• Directions for this task: Write out the whole listing exactly as it stands.

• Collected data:
┌──

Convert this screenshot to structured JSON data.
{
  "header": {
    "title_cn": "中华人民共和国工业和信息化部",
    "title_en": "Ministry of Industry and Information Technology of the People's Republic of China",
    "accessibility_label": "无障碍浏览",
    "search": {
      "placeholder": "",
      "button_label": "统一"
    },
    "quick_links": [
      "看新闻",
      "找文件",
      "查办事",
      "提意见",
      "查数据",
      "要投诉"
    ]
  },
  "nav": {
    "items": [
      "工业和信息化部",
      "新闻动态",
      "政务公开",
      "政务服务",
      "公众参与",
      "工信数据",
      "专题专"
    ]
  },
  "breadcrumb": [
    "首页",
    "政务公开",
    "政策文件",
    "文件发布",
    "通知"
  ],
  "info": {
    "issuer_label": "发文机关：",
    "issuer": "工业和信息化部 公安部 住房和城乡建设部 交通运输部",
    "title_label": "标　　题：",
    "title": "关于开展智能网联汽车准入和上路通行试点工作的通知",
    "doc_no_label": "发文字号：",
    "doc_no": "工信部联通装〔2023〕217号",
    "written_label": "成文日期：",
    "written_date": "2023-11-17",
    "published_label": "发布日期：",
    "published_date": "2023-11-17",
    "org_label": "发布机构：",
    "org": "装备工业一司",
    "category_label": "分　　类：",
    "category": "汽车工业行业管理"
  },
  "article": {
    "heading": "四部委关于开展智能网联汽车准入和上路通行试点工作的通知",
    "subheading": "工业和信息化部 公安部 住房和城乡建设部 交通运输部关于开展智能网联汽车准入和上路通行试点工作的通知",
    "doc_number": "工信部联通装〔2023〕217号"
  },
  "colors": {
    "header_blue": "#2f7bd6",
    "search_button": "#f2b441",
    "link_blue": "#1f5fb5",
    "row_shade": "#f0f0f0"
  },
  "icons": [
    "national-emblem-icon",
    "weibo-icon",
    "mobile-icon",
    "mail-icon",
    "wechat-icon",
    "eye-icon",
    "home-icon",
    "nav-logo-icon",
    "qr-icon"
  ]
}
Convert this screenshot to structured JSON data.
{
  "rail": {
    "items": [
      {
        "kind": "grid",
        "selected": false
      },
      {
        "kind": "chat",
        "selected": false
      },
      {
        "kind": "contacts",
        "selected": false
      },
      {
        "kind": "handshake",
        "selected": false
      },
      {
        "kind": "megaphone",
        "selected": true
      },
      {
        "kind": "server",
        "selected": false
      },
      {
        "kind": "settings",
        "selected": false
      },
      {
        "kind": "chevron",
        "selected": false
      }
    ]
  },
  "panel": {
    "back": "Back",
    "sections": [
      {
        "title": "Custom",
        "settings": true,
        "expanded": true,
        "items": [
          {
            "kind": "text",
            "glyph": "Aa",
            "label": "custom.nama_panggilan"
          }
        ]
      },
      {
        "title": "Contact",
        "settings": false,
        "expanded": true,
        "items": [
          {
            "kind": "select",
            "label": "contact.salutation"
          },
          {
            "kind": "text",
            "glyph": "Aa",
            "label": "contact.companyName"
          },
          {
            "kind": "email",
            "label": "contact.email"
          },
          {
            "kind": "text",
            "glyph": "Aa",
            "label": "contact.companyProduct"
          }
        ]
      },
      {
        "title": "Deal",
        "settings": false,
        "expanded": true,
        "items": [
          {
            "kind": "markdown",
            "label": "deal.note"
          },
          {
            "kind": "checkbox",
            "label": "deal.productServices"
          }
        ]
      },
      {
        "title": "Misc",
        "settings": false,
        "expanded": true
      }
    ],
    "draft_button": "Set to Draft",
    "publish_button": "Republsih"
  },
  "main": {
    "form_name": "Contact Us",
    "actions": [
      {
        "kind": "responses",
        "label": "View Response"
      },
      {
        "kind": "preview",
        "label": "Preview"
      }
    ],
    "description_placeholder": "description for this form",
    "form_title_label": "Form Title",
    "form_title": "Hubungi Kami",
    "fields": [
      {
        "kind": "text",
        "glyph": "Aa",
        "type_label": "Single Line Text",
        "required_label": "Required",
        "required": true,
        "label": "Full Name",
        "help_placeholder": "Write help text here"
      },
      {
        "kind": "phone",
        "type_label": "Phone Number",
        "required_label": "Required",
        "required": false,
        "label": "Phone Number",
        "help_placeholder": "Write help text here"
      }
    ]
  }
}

└──

• Written response:
Convert this screenshot to structured JSON data.
{
  "header": {
    "title_cn": "中华人民共和国工业和信息化部",
    "title_en": "Ministry of Industry and Information Technology of the People's Republic of China",
    "accessibility_label": "无障碍浏览",
    "search": {
      "placeholder": "",
      "button_label": "统一"
    },
    "quick_links": [
      "看新闻",
      "找文件",
      "查办事",
      "提意见",
      "查数据",
      "要投诉"
    ]
  },
  "nav": {
    "items": [
      "工业和信息化部",
      "新闻动态",
      "政务公开",
      "政务服务",
      "公众参与",
      "工信数据",
      "专题专"
    ]
  },
  "breadcrumb": [
    "首页",
    "政务公开",
    "政策文件",
    "文件发布",
    "通知"
  ],
  "info": {
    "issuer_label": "发文机关：",
    "issuer": "工业和信息化部 公安部 住房和城乡建设部 交通运输部",
    "title_label": "标　　题：",
    "title": "关于开展智能网联汽车准入和上路通行试点工作的通知",
    "doc_no_label": "发文字号：",
    "doc_no": "工信部联通装〔2023〕217号",
    "written_label": "成文日期：",
    "written_date": "2023-11-17",
    "published_label": "发布日期：",
    "published_date": "2023-11-17",
    "org_label": "发布机构：",
    "org": "装备工业一司",
    "category_label": "分　　类：",
    "category": "汽车工业行业管理"
  },
  "article": {
    "heading": "四部委关于开展智能网联汽车准入和上路通行试点工作的通知",
    "subheading": "工业和信息化部 公安部 住房和城乡建设部 交通运输部关于开展智能网联汽车准入和上路通行试点工作的通知",
    "doc_number": "工信部联通装〔2023〕217号"
  },
  "colors": {
    "header_blue": "#2f7bd6",
    "search_button": "#f2b441",
    "link_blue": "#1f5fb5",
    "row_shade": "#f0f0f0"
  },
  "icons": [
    "national-emblem-icon",
    "weibo-icon",
    "mobile-icon",
    "mail-icon",
    "wechat-icon",
    "eye-icon",
    "home-icon",
    "nav-logo-icon",
    "qr-icon"
  ]
}
Convert this screenshot to structured JSON data.
{
  "rail": {
    "items": [
      {
        "kind": "grid",
        "selected": false
      },
      {
        "kind": "chat",
        "selected": false
      },
      {
        "kind": "contacts",
        "selected": false
      },
      {
        "kind": "handshake",
        "selected": false
      },
      {
        "kind": "megaphone",
        "selected": true
      },
      {
        "kind": "server",
        "selected": false
      },
      {
        "kind": "settings",
        "selected": false
      },
      {
        "kind": "chevron",
        "selected": false
      }
    ]
  },
  "panel": {
    "back": "Back",
    "sections": [
      {
        "title": "Custom",
        "settings": true,
        "expanded": true,
        "items": [
          {
            "kind": "text",
            "glyph": "Aa",
            "label": "custom.nama_panggilan"
          }
        ]
      },
      {
        "title": "Contact",
        "settings": false,
        "expanded": true,
        "items": [
          {
            "kind": "select",
            "label": "contact.salutation"
          },
          {
            "kind": "text",
            "glyph": "Aa",
            "label": "contact.companyName"
          },
          {
            "kind": "email",
            "label": "contact.email"
          },
          {
            "kind": "text",
            "glyph": "Aa",
            "label": "contact.companyProduct"
          }
        ]
      },
      {
        "title": "Deal",
        "settings": false,
        "expanded": true,
        "items": [
          {
            "kind": "markdown",
            "label": "deal.note"
          },
          {
            "kind": "checkbox",
            "label": "deal.productServices"
          }
        ]
      },
      {
        "title": "Misc",
        "settings": false,
        "expanded": true
      }
    ],
    "draft_button": "Set to Draft",
    "publish_button": "Republsih"
  },
  "main": {
    "form_name": "Contact Us",
    "actions": [
      {
        "kind": "responses",
        "label": "View Response"
      },
      {
        "kind": "preview",
        "label": "Preview"
      }
    ],
    "description_placeholder": "description for this form",
    "form_title_label": "Form Title",
    "form_title": "Hubungi Kami",
    "fields": [
      {
        "kind": "text",
        "glyph": "Aa",
        "type_label": "Single Line Text",
        "required_label": "Required",
        "required": true,
        "label": "Full Name",
        "help_placeholder": "Write help text here"
      },
      {
        "kind": "phone",
        "type_label": "Phone Number",
        "required_label": "Required",
        "required": false,
        "label": "Phone Number",
        "help_placeholder": "Write help text here"
      }
    ]
  }
}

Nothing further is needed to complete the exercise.